• **STATED EXERCISE**:
Reproduce the material in full, exactly as written.

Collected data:
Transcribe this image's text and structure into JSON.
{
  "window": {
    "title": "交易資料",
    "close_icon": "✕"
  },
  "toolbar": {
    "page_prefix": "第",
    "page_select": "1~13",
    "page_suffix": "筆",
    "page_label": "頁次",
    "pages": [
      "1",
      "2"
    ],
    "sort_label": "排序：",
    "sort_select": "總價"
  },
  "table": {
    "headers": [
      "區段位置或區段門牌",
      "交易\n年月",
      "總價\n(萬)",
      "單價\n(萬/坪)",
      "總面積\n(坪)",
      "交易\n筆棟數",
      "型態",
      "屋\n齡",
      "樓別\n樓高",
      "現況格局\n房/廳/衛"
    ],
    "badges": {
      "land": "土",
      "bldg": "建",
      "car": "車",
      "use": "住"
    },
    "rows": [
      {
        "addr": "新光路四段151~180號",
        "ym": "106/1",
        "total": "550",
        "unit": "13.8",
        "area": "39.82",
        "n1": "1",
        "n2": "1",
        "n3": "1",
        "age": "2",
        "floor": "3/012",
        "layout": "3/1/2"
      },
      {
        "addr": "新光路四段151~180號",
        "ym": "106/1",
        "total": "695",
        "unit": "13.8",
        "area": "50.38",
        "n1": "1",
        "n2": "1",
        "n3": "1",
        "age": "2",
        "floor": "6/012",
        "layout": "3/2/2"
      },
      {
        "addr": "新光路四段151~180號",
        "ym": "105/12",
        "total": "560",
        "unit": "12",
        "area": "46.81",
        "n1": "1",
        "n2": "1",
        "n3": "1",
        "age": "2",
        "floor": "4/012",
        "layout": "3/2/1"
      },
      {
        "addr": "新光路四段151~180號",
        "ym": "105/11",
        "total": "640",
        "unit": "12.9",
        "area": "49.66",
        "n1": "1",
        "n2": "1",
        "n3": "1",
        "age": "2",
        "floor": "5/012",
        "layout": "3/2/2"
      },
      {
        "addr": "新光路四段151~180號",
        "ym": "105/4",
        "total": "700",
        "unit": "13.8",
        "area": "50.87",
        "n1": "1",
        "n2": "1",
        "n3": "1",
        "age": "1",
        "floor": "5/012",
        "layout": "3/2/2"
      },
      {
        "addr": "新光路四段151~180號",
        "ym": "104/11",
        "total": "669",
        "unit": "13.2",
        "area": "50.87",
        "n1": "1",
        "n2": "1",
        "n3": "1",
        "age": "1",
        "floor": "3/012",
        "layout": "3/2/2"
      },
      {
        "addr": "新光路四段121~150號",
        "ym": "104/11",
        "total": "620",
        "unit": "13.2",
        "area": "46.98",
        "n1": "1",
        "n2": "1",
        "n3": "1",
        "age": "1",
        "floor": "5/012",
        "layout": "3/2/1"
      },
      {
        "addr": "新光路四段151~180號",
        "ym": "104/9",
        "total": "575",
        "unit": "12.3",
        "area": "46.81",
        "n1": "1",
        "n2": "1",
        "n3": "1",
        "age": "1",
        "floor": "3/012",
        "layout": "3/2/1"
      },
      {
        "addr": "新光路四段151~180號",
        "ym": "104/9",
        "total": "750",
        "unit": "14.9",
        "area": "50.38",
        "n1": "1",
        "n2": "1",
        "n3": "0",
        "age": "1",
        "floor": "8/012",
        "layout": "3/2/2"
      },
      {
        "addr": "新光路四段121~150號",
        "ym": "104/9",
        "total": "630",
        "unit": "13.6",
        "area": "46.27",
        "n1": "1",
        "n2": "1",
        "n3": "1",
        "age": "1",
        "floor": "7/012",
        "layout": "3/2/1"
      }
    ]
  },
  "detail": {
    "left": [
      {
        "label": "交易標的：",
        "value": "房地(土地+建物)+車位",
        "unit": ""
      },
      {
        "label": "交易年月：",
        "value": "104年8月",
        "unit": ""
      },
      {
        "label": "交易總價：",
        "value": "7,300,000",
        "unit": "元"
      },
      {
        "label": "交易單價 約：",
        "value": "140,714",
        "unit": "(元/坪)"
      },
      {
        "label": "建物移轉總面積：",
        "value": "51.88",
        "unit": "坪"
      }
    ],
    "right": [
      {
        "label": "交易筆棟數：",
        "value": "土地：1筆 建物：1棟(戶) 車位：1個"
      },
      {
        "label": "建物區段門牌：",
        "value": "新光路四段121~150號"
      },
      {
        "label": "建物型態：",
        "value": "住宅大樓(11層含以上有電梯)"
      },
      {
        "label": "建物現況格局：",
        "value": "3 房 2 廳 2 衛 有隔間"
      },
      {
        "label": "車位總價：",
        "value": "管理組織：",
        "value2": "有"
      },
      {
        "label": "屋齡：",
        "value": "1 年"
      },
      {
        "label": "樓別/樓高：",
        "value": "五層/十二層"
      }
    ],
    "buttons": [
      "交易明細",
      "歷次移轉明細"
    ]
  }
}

• **WRITTEN SOLUTION**:
Transcribe this image's text and structure into JSON.
{
  "window": {
    "title": "交易資料",
    "close_icon": "✕"
  },
  "toolbar": {
    "page_prefix": "第",
    "page_select": "1~13",
    "page_suffix": "筆",
    "page_label": "頁次",
    "pages": [
      "1",
      "2"
    ],
    "sort_label": "排序：",
    "sort_select": "總價"
  },
  "table": {
    "headers": [
      "區段位置或區段門牌",
      "交易\n年月",
      "總價\n(萬)",
      "單價\n(萬/坪)",
      "總面積\n(坪)",
      "交易\n筆棟數",
      "型態",
      "屋\n齡",
      "樓別\n樓高",
      "現況格局\n房/廳/衛"
    ],
    "badges": {
      "land": "土",
      "bldg": "建",
      "car": "車",
      "use": "住"
    },
    "rows": [
      {
        "addr": "新光路四段151~180號",
        "ym": "106/1",
        "total": "550",
        "unit": "13.8",
        "area": "39.82",
        "n1": "1",
        "n2": "1",
        "n3": "1",
        "age": "2",
        "floor": "3/012",
        "layout": "3/1/2"
      },
      {
        "addr": "新光路四段151~180號",
        "ym": "106/1",
        "total": "695",
        "unit": "13.8",
        "area": "50.38",
        "n1": "1",
        "n2": "1",
        "n3": "1",
        "age": "2",
        "floor": "6/012",
        "layout": "3/2/2"
      },
      {
        "addr": "新光路四段151~180號",
        "ym": "105/12",
        "total": "560",
        "unit": "12",
        "area": "46.81",
        "n1": "1",
        "n2": "1",
        "n3": "1",
        "age": "2",
        "floor": "4/012",
        "layout": "3/2/1"
      },
      {
        "addr": "新光路四段151~180號",
        "ym": "105/11",
        "total": "640",
        "unit": "12.9",
        "area": "49.66",
        "n1": "1",
        "n2": "1",
        "n3": "1",
        "age": "2",
        "floor": "5/012",
        "layout": "3/2/2"
      },
      {
        "addr": "新光路四段151~180號",
        "ym": "105/4",
        "total": "700",
        "unit": "13.8",
        "area": "50.87",
        "n1": "1",
        "n2": "1",
        "n3": "1",
        "age": "1",
        "floor": "5/012",
        "layout": "3/2/2"
      },
      {
        "addr": "新光路四段151~180號",
        "ym": "104/11",
        "total": "669",
        "unit": "13.2",
        "area": "50.87",
        "n1": "1",
        "n2": "1",
        "n3": "1",
        "age": "1",
        "floor": "3/012",
        "layout": "3/2/2"
      },
      {
        "addr": "新光路四段121~150號",
        "ym": "104/11",
        "total": "620",
        "unit": "13.2",
        "area": "46.98",
        "n1": "1",
        "n2": "1",
        "n3": "1",
        "age": "1",
        "floor": "5/012",
        "layout": "3/2/1"
      },
      {
        "addr": "新光路四段151~180號",
        "ym": "104/9",
        "total": "575",
        "unit": "12.3",
        "area": "46.81",
        "n1": "1",
        "n2": "1",
        "n3": "1",
        "age": "1",
        "floor": "3/012",
        "layout": "3/2/1"
      },
      {
        "addr": "新光路四段151~180號",
        "ym": "104/9",
        "total": "750",
        "unit": "14.9",
        "area": "50.38",
        "n1": "1",
        "n2": "1",
        "n3": "0",
        "age": "1",
        "floor": "8/012",
        "layout": "3/2/2"
      },
      {
        "addr": "新光路四段121~150號",
        "ym": "104/9",
        "total": "630",
        "unit": "13.6",
        "area": "46.27",
        "n1": "1",
        "n2": "1",
        "n3": "1",
        "age": "1",
        "floor": "7/012",
        "layout": "3/2/1"
      }
    ]
  },
  "detail": {
    "left": [
      {
        "label": "交易標的：",
        "value": "房地(土地+建物)+車位",
        "unit": ""
      },
      {
        "label": "交易年月：",
        "value": "104年8月",
        "unit": ""
      },
      {
        "label": "交易總價：",
        "value": "7,300,000",
        "unit": "元"
      },
      {
        "label": "交易單價 約：",
        "value": "140,714",
        "unit": "(元/坪)"
      },
      {
        "label": "建物移轉總面積：",
        "value": "51.88",
        "unit": "坪"
      }
    ],
    "right": [
      {
        "label": "交易筆棟數：",
        "value": "土地：1筆 建物：1棟(戶) 車位：1個"
      },
      {
        "label": "建物區段門牌：",
        "value": "新光路四段121~150號"
      },
      {
        "label": "建物型態：",
        "value": "住宅大樓(11層含以上有電梯)"
      },
      {
        "label": "建物現況格局：",
        "value": "3 房 2 廳 2 衛 有隔間"
      },
      {
        "label": "車位總價：",
        "value": "管理組織：",
        "value2": "有"
      },
      {
        "label": "屋齡：",
        "value": "1 年"
      },
      {
        "label": "樓別/樓高：",
        "value": "五層/十二層"
      }
    ],
    "buttons": [
      "交易明細",
      "歷次移轉明細"
    ]
  }
}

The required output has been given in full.